Input rows:
▽

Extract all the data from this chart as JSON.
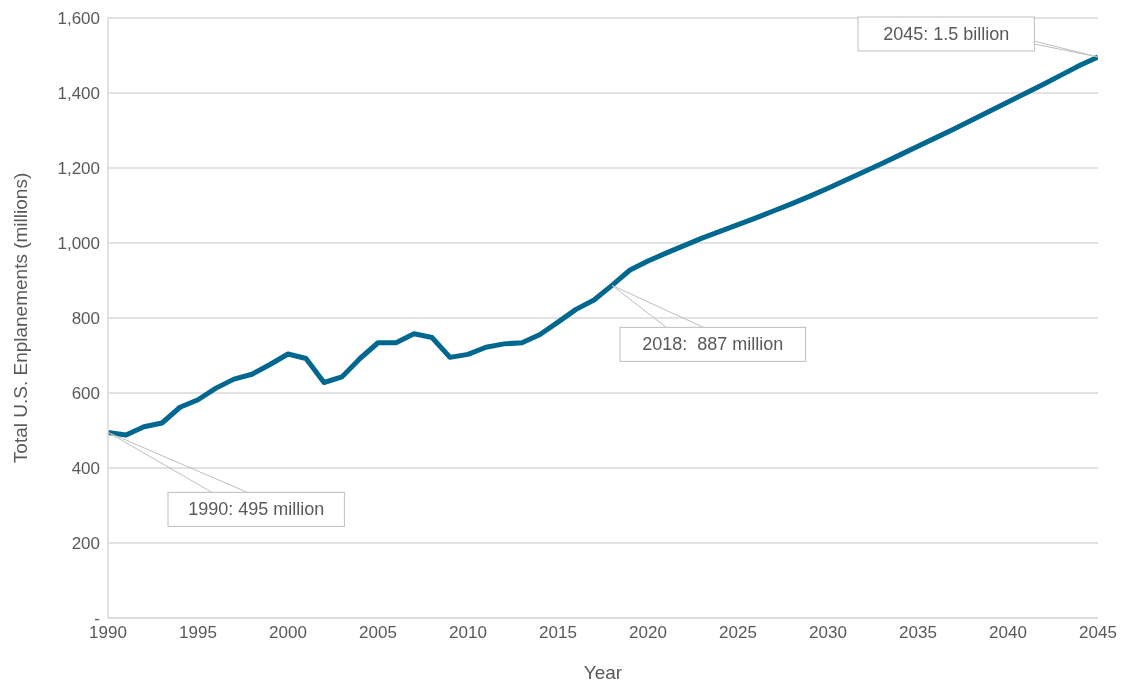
{
  "chart_data": {
    "type": "line",
    "xlabel": "Year",
    "ylabel": "Total U.S. Enplanements (millions)",
    "x": [
      1990,
      1991,
      1992,
      1993,
      1994,
      1995,
      1996,
      1997,
      1998,
      1999,
      2000,
      2001,
      2002,
      2003,
      2004,
      2005,
      2006,
      2007,
      2008,
      2009,
      2010,
      2011,
      2012,
      2013,
      2014,
      2015,
      2016,
      2017,
      2018,
      2019,
      2020,
      2021,
      2022,
      2023,
      2024,
      2025,
      2026,
      2027,
      2028,
      2029,
      2030,
      2031,
      2032,
      2033,
      2034,
      2035,
      2036,
      2037,
      2038,
      2039,
      2040,
      2041,
      2042,
      2043,
      2044,
      2045
    ],
    "series": [
      {
        "color": "#00688f",
        "values": [
          495,
          488,
          510,
          520,
          562,
          582,
          613,
          637,
          650,
          676,
          704,
          692,
          628,
          643,
          692,
          734,
          734,
          758,
          748,
          695,
          703,
          722,
          731,
          734,
          756,
          789,
          823,
          848,
          887,
          928,
          952,
          973,
          993,
          1013,
          1031,
          1049,
          1067,
          1086,
          1105,
          1125,
          1146,
          1168,
          1190,
          1212,
          1235,
          1258,
          1281,
          1304,
          1328,
          1352,
          1376,
          1400,
          1424,
          1449,
          1474,
          1496
        ]
      }
    ],
    "xlim": [
      1990,
      2045
    ],
    "xticks": [
      1990,
      1995,
      2000,
      2005,
      2010,
      2015,
      2020,
      2025,
      2030,
      2035,
      2040,
      2045
    ],
    "ylim": [
      0,
      1600
    ],
    "yticks": [
      {
        "value": 0,
        "label": "-"
      },
      {
        "value": 200,
        "label": "200"
      },
      {
        "value": 400,
        "label": "400"
      },
      {
        "value": 600,
        "label": "600"
      },
      {
        "value": 800,
        "label": "800"
      },
      {
        "value": 1000,
        "label": "1,000"
      },
      {
        "value": 1200,
        "label": "1,200"
      },
      {
        "value": 1400,
        "label": "1,400"
      },
      {
        "value": 1600,
        "label": "1,600"
      }
    ],
    "grid": "y",
    "legend": false,
    "marker": "none",
    "line_style": "solid",
    "annotations": [
      {
        "text": "1990: 495 million",
        "x": 1990,
        "y": 495
      },
      {
        "text": "2018:  887 million",
        "x": 2018,
        "y": 887
      },
      {
        "text": "2045: 1.5 billion",
        "x": 2045,
        "y": 1496
      }
    ]
  }
}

△

Requirement: Give an exact copy of the material, leaving out every picture.

Exercise output:
Extract all the data from this chart as JSON.
{
  "chart_data": {
    "type": "line",
    "xlabel": "Year",
    "ylabel": "Total U.S. Enplanements (millions)",
    "x": [
      1990,
      1991,
      1992,
      1993,
      1994,
      1995,
      1996,
      1997,
      1998,
      1999,
      2000,
      2001,
      2002,
      2003,
      2004,
      2005,
      2006,
      2007,
      2008,
      2009,
      2010,
      2011,
      2012,
      2013,
      2014,
      2015,
      2016,
      2017,
      2018,
      2019,
      2020,
      2021,
      2022,
      2023,
      2024,
      2025,
      2026,
      2027,
      2028,
      2029,
      2030,
      2031,
      2032,
      2033,
      2034,
      2035,
      2036,
      2037,
      2038,
      2039,
      2040,
      2041,
      2042,
      2043,
      2044,
      2045
    ],
    "series": [
      {
        "color": "#00688f",
        "values": [
          495,
          488,
          510,
          520,
          562,
          582,
          613,
          637,
          650,
          676,
          704,
          692,
          628,
          643,
          692,
          734,
          734,
          758,
          748,
          695,
          703,
          722,
          731,
          734,
          756,
          789,
          823,
          848,
          887,
          928,
          952,
          973,
          993,
          1013,
          1031,
          1049,
          1067,
          1086,
          1105,
          1125,
          1146,
          1168,
          1190,
          1212,
          1235,
          1258,
          1281,
          1304,
          1328,
          1352,
          1376,
          1400,
          1424,
          1449,
          1474,
          1496
        ]
      }
    ],
    "xlim": [
      1990,
      2045
    ],
    "xticks": [
      1990,
      1995,
      2000,
      2005,
      2010,
      2015,
      2020,
      2025,
      2030,
      2035,
      2040,
      2045
    ],
    "ylim": [
      0,
      1600
    ],
    "yticks": [
      {
        "value": 0,
        "label": "-"
      },
      {
        "value": 200,
        "label": "200"
      },
      {
        "value": 400,
        "label": "400"
      },
      {
        "value": 600,
        "label": "600"
      },
      {
        "value": 800,
        "label": "800"
      },
      {
        "value": 1000,
        "label": "1,000"
      },
      {
        "value": 1200,
        "label": "1,200"
      },
      {
        "value": 1400,
        "label": "1,400"
      },
      {
        "value": 1600,
        "label": "1,600"
      }
    ],
    "grid": "y",
    "legend": false,
    "marker": "none",
    "line_style": "solid",
    "annotations": [
      {
        "text": "1990: 495 million",
        "x": 1990,
        "y": 495
      },
      {
        "text": "2018:  887 million",
        "x": 2018,
        "y": 887
      },
      {
        "text": "2045: 1.5 billion",
        "x": 2045,
        "y": 1496
      }
    ]
  }
}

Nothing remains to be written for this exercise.